═══ DOCUMENT EXCERPT ═══
4. Given $X = \Z,$ the set of integers, the family $\tau$ of all finite subsets of the integers plus $\Z$ itself is not a topology, because (for example) the union of all finite sets not containing zero is not finite and therefore not a member of the family of finite sets. The union of all finite sets not containing zero is also not all of $\Z,$ and so it cannot be in $\tau.$

=== Definition via closed sets ===
Using de Morgan's laws, the above axioms defining open sets become axioms defining closed sets:

1. The empty set and $X$ are closed.
2. The intersection of any collection of closed sets is also closed.
3. The union of any finite number of closed sets is also closed.

Using these axioms, another way to define a topological space is as a set $X$ together with a collection $\tau$ of closed subsets of $X.$ Thus the sets in the topology $\tau$ are the closed sets, and their complements in $X$ are the open sets.

=== Other definitions ===
There are many other equivalent ways to define a topological space: in other words the concepts of neighbourhood, or that of open or closed sets can be reconstructed from other starting points and satisfy the correct axioms.
═══
In the excerpt on topological spaces, what is used to turn the axioms defining open sets into axioms defining closed sets?
═══ EXTRACTED RECORDS ═══
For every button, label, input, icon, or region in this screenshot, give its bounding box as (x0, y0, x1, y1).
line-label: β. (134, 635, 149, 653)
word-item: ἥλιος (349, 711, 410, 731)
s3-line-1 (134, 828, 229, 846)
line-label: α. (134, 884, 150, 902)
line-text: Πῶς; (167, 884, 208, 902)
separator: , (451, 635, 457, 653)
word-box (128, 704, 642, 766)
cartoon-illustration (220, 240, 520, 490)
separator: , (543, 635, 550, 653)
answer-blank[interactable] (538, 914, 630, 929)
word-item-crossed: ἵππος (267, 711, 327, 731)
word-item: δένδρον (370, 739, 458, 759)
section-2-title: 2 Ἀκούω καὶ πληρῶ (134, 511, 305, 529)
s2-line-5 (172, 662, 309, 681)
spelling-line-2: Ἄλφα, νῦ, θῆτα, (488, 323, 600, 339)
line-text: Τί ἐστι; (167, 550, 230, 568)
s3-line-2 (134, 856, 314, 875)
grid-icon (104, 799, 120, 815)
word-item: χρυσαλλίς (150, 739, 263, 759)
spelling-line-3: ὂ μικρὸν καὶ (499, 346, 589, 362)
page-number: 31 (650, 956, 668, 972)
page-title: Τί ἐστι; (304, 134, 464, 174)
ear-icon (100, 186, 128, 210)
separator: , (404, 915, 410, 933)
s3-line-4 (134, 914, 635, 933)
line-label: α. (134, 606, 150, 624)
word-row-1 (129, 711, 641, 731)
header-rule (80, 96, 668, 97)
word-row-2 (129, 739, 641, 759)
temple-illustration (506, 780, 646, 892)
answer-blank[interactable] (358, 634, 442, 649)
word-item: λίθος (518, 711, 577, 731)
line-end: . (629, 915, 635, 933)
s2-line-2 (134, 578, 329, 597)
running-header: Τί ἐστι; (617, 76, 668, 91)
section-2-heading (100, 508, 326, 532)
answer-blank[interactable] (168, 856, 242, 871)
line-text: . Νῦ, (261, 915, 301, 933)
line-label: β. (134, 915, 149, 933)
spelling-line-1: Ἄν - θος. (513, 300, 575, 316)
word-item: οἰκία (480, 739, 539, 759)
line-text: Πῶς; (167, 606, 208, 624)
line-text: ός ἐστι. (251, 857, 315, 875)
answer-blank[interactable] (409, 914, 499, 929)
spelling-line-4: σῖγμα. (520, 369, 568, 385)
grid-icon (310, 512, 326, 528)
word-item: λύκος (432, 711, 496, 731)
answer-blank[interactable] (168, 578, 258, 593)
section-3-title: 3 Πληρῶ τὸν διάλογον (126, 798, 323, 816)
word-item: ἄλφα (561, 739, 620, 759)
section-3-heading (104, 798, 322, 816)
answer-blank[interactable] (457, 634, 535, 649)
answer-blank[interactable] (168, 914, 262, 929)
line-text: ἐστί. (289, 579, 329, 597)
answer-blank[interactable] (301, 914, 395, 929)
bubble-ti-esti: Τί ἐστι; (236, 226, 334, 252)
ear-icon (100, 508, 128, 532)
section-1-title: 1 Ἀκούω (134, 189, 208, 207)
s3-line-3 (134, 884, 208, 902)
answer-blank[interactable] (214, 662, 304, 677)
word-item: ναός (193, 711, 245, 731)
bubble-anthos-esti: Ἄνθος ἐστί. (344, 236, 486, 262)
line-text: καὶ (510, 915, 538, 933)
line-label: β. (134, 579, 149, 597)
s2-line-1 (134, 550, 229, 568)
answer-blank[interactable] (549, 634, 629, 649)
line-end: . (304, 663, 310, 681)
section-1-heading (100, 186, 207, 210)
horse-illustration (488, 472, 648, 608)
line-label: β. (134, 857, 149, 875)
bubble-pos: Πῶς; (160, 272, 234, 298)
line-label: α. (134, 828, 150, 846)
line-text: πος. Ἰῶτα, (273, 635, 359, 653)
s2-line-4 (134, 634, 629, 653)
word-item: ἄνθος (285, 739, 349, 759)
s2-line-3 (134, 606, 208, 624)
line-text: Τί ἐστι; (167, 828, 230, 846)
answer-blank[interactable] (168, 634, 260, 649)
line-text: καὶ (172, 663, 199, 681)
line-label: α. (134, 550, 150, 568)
═══
→ **OUTPUT OF THE TASK**
De Morgan's laws.